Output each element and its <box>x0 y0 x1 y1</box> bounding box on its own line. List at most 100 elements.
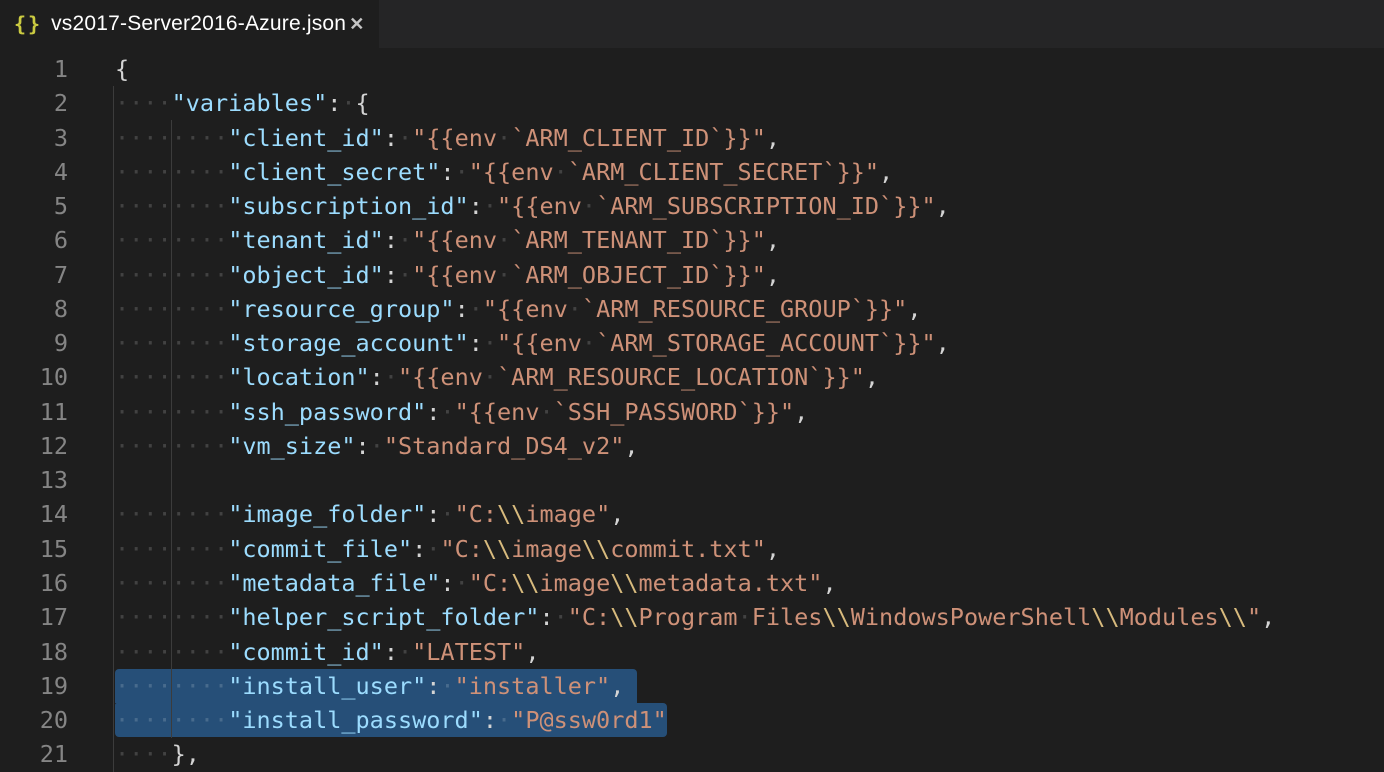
line-number[interactable]: 20 <box>0 703 68 737</box>
whitespace-dots: · <box>426 535 440 563</box>
line-number[interactable]: 18 <box>0 635 68 669</box>
line-number[interactable]: 2 <box>0 86 68 120</box>
whitespace-dots: · <box>341 89 355 117</box>
json-string: "C: <box>455 500 497 528</box>
code-line-4[interactable]: 4 ········"client_secret":·"{{env·`ARM_CL… <box>0 155 1384 189</box>
whitespace-dots: · <box>440 672 454 700</box>
json-string: "C: <box>568 603 610 631</box>
code-text: ········"resource_group":·"{{env·`ARM_RE… <box>115 292 922 326</box>
code-line-9[interactable]: 9········"storage_account":·"{{env·`ARM_… <box>0 326 1384 360</box>
punctuation: , <box>907 295 921 323</box>
line-number[interactable]: 10 <box>0 360 68 394</box>
escape-sequence: \\ <box>497 500 525 528</box>
code-line-20[interactable]: 20 ········"install_password":·"P@ssw0rd1… <box>0 703 1384 737</box>
code-text: { <box>115 52 129 86</box>
code-line-6[interactable]: 6········"tenant_id":·"{{env·`ARM_TENANT… <box>0 223 1384 257</box>
punctuation: : <box>412 535 426 563</box>
json-string: image <box>539 569 610 597</box>
punctuation: : <box>327 89 341 117</box>
whitespace-dots: ········ <box>115 672 228 700</box>
escape-sequence: \\ <box>511 569 539 597</box>
json-key: "metadata_file" <box>228 569 440 597</box>
line-number[interactable]: 3 <box>0 121 68 155</box>
whitespace-dots: · <box>455 569 469 597</box>
code-line-8[interactable]: 8········"resource_group":·"{{env·`ARM_R… <box>0 292 1384 326</box>
line-number[interactable]: 7 <box>0 258 68 292</box>
code-line-11[interactable]: 11········"ssh_password":·"{{env·`SSH_PA… <box>0 395 1384 429</box>
whitespace-dots: · <box>497 706 511 734</box>
json-string: Files <box>752 603 823 631</box>
code-line-21[interactable]: 21····}, <box>0 737 1384 771</box>
whitespace-dots: · <box>582 329 596 357</box>
line-number[interactable]: 9 <box>0 326 68 360</box>
code-text: ········"metadata_file":·"C:\\image\\met… <box>115 566 837 600</box>
json-string: "C: <box>440 535 482 563</box>
code-line-10[interactable]: 10········"location":·"{{env·`ARM_RESOUR… <box>0 360 1384 394</box>
code-line-17[interactable]: 17········"helper_script_folder":·"C:\\P… <box>0 600 1384 634</box>
json-string: "{{env <box>469 158 554 186</box>
code-line-14[interactable]: 14········"image_folder":·"C:\\image", <box>0 497 1384 531</box>
line-number[interactable]: 17 <box>0 600 68 634</box>
code-line-18[interactable]: 18········"commit_id":·"LATEST", <box>0 635 1384 669</box>
json-string: " <box>1247 603 1261 631</box>
line-number[interactable]: 16 <box>0 566 68 600</box>
escape-sequence: \\ <box>822 603 850 631</box>
code-line-3[interactable]: 3········"client_id":·"{{env·`ARM_CLIENT… <box>0 121 1384 155</box>
code-line-5[interactable]: 5········"subscription_id":·"{{env·`ARM_… <box>0 189 1384 223</box>
punctuation: { <box>356 89 370 117</box>
json-key: "ssh_password" <box>228 398 426 426</box>
json-key: "storage_account" <box>228 329 469 357</box>
line-number[interactable]: 1 <box>0 52 68 86</box>
json-string: Program <box>639 603 738 631</box>
whitespace-dots: · <box>398 226 412 254</box>
whitespace-dots: · <box>568 295 582 323</box>
tab-vs2017-server2016-azure-json[interactable]: {} vs2017-Server2016-Azure.json ✕ <box>0 0 379 48</box>
json-string: commit.txt" <box>610 535 766 563</box>
json-string: "{{env <box>412 261 497 289</box>
code-line-12[interactable]: 12 ········"vm_size":·"Standard_DS4_v2", <box>0 429 1384 463</box>
code-text: ········"client_secret":·"{{env·`ARM_CLI… <box>115 155 893 189</box>
code-line-7[interactable]: 7········"object_id":·"{{env·`ARM_OBJECT… <box>0 258 1384 292</box>
code-line-13[interactable]: 13 <box>0 463 1384 497</box>
close-icon[interactable]: ✕ <box>346 12 367 36</box>
json-key: "subscription_id" <box>228 192 469 220</box>
tab-bar: {} vs2017-Server2016-Azure.json ✕ <box>0 0 1384 48</box>
json-string: "installer" <box>455 672 611 700</box>
whitespace-dots: · <box>398 638 412 666</box>
json-key: "helper_script_folder" <box>228 603 539 631</box>
code-line-2[interactable]: 2····"variables":·{ <box>0 86 1384 120</box>
code-text: ········"storage_account":·"{{env·`ARM_S… <box>115 326 950 360</box>
line-number[interactable]: 5 <box>0 189 68 223</box>
selected-code-text: ········"install_password":·"P@ssw0rd1" <box>115 703 667 737</box>
line-number[interactable]: 15 <box>0 532 68 566</box>
line-number[interactable]: 11 <box>0 395 68 429</box>
punctuation: : <box>384 226 398 254</box>
punctuation: : <box>440 158 454 186</box>
editor-pane[interactable]: 1{2····"variables":·{3········"client_id… <box>0 48 1384 772</box>
code-text: ········"vm_size":·"Standard_DS4_v2", <box>115 429 639 463</box>
code-text: ········"commit_file":·"C:\\image\\commi… <box>115 532 780 566</box>
line-number[interactable]: 13 <box>0 463 68 497</box>
code-text: ····"variables":·{ <box>115 86 370 120</box>
line-number[interactable]: 21 <box>0 737 68 771</box>
code-line-19[interactable]: 19········"install_user":·"installer", <box>0 669 1384 703</box>
code-line-15[interactable]: 15 ········"commit_file":·"C:\\image\\com… <box>0 532 1384 566</box>
punctuation: , <box>794 398 808 426</box>
whitespace-dots: ········ <box>115 603 228 631</box>
line-number[interactable]: 14 <box>0 497 68 531</box>
line-number[interactable]: 6 <box>0 223 68 257</box>
punctuation: : <box>356 432 370 460</box>
line-number[interactable]: 19 <box>0 669 68 703</box>
json-key: "variables" <box>172 89 328 117</box>
code-line-16[interactable]: 16········"metadata_file":·"C:\\image\\m… <box>0 566 1384 600</box>
line-number[interactable]: 4 <box>0 155 68 189</box>
punctuation: , <box>766 535 780 563</box>
whitespace-dots: · <box>440 398 454 426</box>
line-number[interactable]: 12 <box>0 429 68 463</box>
whitespace-dots: · <box>469 295 483 323</box>
json-string: "C: <box>469 569 511 597</box>
whitespace-dots: · <box>440 500 454 528</box>
code-line-1[interactable]: 1{ <box>0 52 1384 86</box>
line-number[interactable]: 8 <box>0 292 68 326</box>
json-string: `ARM_SUBSCRIPTION_ID`}}" <box>596 192 936 220</box>
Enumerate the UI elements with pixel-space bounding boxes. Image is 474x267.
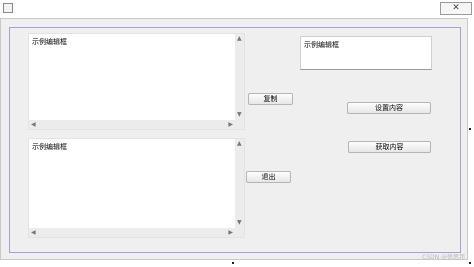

——

→ TASK DIRECTIONS: Write out every line of the records above word for word, omitting the pictures.

→ SOLUTION FOR THIS TASK:
Output each element and its <box>x0 y0 x1 y1</box> bounding box on its own line. List at most 100 elements.
line-number[interactable]: 20 <box>0 703 68 737</box>
whitespace-dots: · <box>426 535 440 563</box>
line-number[interactable]: 18 <box>0 635 68 669</box>
line-number[interactable]: 2 <box>0 86 68 120</box>
whitespace-dots: · <box>341 89 355 117</box>
json-string: "C: <box>455 500 497 528</box>
code-line-4[interactable]: 4 ········"client_secret":·"{{env·`ARM_CL… <box>0 155 1384 189</box>
whitespace-dots: · <box>440 672 454 700</box>
json-string: "C: <box>568 603 610 631</box>
code-text: ········"resource_group":·"{{env·`ARM_RE… <box>115 292 922 326</box>
code-line-9[interactable]: 9········"storage_account":·"{{env·`ARM_… <box>0 326 1384 360</box>
punctuation: , <box>907 295 921 323</box>
line-number[interactable]: 10 <box>0 360 68 394</box>
escape-sequence: \\ <box>497 500 525 528</box>
code-line-20[interactable]: 20 ········"install_password":·"P@ssw0rd1… <box>0 703 1384 737</box>
code-text: { <box>115 52 129 86</box>
code-line-6[interactable]: 6········"tenant_id":·"{{env·`ARM_TENANT… <box>0 223 1384 257</box>
punctuation: : <box>412 535 426 563</box>
json-string: image <box>539 569 610 597</box>
punctuation: : <box>327 89 341 117</box>
whitespace-dots: ········ <box>115 672 228 700</box>
escape-sequence: \\ <box>511 569 539 597</box>
json-key: "metadata_file" <box>228 569 440 597</box>
line-number[interactable]: 3 <box>0 121 68 155</box>
whitespace-dots: · <box>455 569 469 597</box>
code-line-8[interactable]: 8········"resource_group":·"{{env·`ARM_R… <box>0 292 1384 326</box>
line-number[interactable]: 7 <box>0 258 68 292</box>
code-line-11[interactable]: 11········"ssh_password":·"{{env·`SSH_PA… <box>0 395 1384 429</box>
whitespace-dots: · <box>497 706 511 734</box>
json-string: Files <box>752 603 823 631</box>
code-line-21[interactable]: 21····}, <box>0 737 1384 771</box>
whitespace-dots: · <box>582 329 596 357</box>
line-number[interactable]: 9 <box>0 326 68 360</box>
code-text: ········"metadata_file":·"C:\\image\\met… <box>115 566 837 600</box>
json-string: "C: <box>440 535 482 563</box>
code-line-10[interactable]: 10········"location":·"{{env·`ARM_RESOUR… <box>0 360 1384 394</box>
code-line-17[interactable]: 17········"helper_script_folder":·"C:\\P… <box>0 600 1384 634</box>
json-string: "{{env <box>469 158 554 186</box>
code-line-14[interactable]: 14········"image_folder":·"C:\\image", <box>0 497 1384 531</box>
line-number[interactable]: 17 <box>0 600 68 634</box>
code-line-18[interactable]: 18········"commit_id":·"LATEST", <box>0 635 1384 669</box>
json-string: " <box>1247 603 1261 631</box>
line-number[interactable]: 16 <box>0 566 68 600</box>
escape-sequence: \\ <box>822 603 850 631</box>
code-line-3[interactable]: 3········"client_id":·"{{env·`ARM_CLIENT… <box>0 121 1384 155</box>
code-line-5[interactable]: 5········"subscription_id":·"{{env·`ARM_… <box>0 189 1384 223</box>
punctuation: { <box>356 89 370 117</box>
json-key: "ssh_password" <box>228 398 426 426</box>
json-key: "storage_account" <box>228 329 469 357</box>
line-number[interactable]: 1 <box>0 52 68 86</box>
json-string: Program <box>639 603 738 631</box>
whitespace-dots: · <box>398 226 412 254</box>
whitespace-dots: · <box>568 295 582 323</box>
tab-vs2017-server2016-azure-json[interactable]: {} vs2017-Server2016-Azure.json ✕ <box>0 0 379 48</box>
json-string: commit.txt" <box>610 535 766 563</box>
json-string: "{{env <box>412 261 497 289</box>
code-line-12[interactable]: 12 ········"vm_size":·"Standard_DS4_v2", <box>0 429 1384 463</box>
code-text: ········"client_secret":·"{{env·`ARM_CLI… <box>115 155 893 189</box>
code-line-7[interactable]: 7········"object_id":·"{{env·`ARM_OBJECT… <box>0 258 1384 292</box>
code-line-13[interactable]: 13 <box>0 463 1384 497</box>
close-icon[interactable]: ✕ <box>346 12 367 36</box>
json-key: "subscription_id" <box>228 192 469 220</box>
tab-bar: {} vs2017-Server2016-Azure.json ✕ <box>0 0 1384 48</box>
json-string: "installer" <box>455 672 611 700</box>
whitespace-dots: · <box>398 638 412 666</box>
json-key: "helper_script_folder" <box>228 603 539 631</box>
code-line-2[interactable]: 2····"variables":·{ <box>0 86 1384 120</box>
code-text: ········"storage_account":·"{{env·`ARM_S… <box>115 326 950 360</box>
line-number[interactable]: 5 <box>0 189 68 223</box>
selected-code-text: ········"install_password":·"P@ssw0rd1" <box>115 703 667 737</box>
line-number[interactable]: 15 <box>0 532 68 566</box>
line-number[interactable]: 11 <box>0 395 68 429</box>
punctuation: : <box>384 226 398 254</box>
punctuation: : <box>440 158 454 186</box>
editor-pane[interactable]: 1{2····"variables":·{3········"client_id… <box>0 48 1384 772</box>
code-text: ········"vm_size":·"Standard_DS4_v2", <box>115 429 639 463</box>
code-text: ········"commit_file":·"C:\\image\\commi… <box>115 532 780 566</box>
line-number[interactable]: 13 <box>0 463 68 497</box>
code-text: ····"variables":·{ <box>115 86 370 120</box>
line-number[interactable]: 21 <box>0 737 68 771</box>
code-line-19[interactable]: 19········"install_user":·"installer", <box>0 669 1384 703</box>
code-line-15[interactable]: 15 ········"commit_file":·"C:\\image\\com… <box>0 532 1384 566</box>
punctuation: , <box>794 398 808 426</box>
whitespace-dots: ········ <box>115 603 228 631</box>
line-number[interactable]: 14 <box>0 497 68 531</box>
line-number[interactable]: 6 <box>0 223 68 257</box>
punctuation: : <box>356 432 370 460</box>
line-number[interactable]: 19 <box>0 669 68 703</box>
json-key: "variables" <box>172 89 328 117</box>
code-line-16[interactable]: 16········"metadata_file":·"C:\\image\\m… <box>0 566 1384 600</box>
line-number[interactable]: 4 <box>0 155 68 189</box>
punctuation: , <box>766 535 780 563</box>
whitespace-dots: · <box>440 398 454 426</box>
line-number[interactable]: 12 <box>0 429 68 463</box>
whitespace-dots: · <box>469 295 483 323</box>
json-string: "C: <box>469 569 511 597</box>
whitespace-dots: · <box>440 500 454 528</box>
code-line-1[interactable]: 1{ <box>0 52 1384 86</box>
line-number[interactable]: 8 <box>0 292 68 326</box>
json-string: `ARM_SUBSCRIPTION_ID`}}" <box>596 192 936 220</box>
Enumerate the UI elements with pixel-space bounding boxes. Image is 474x267.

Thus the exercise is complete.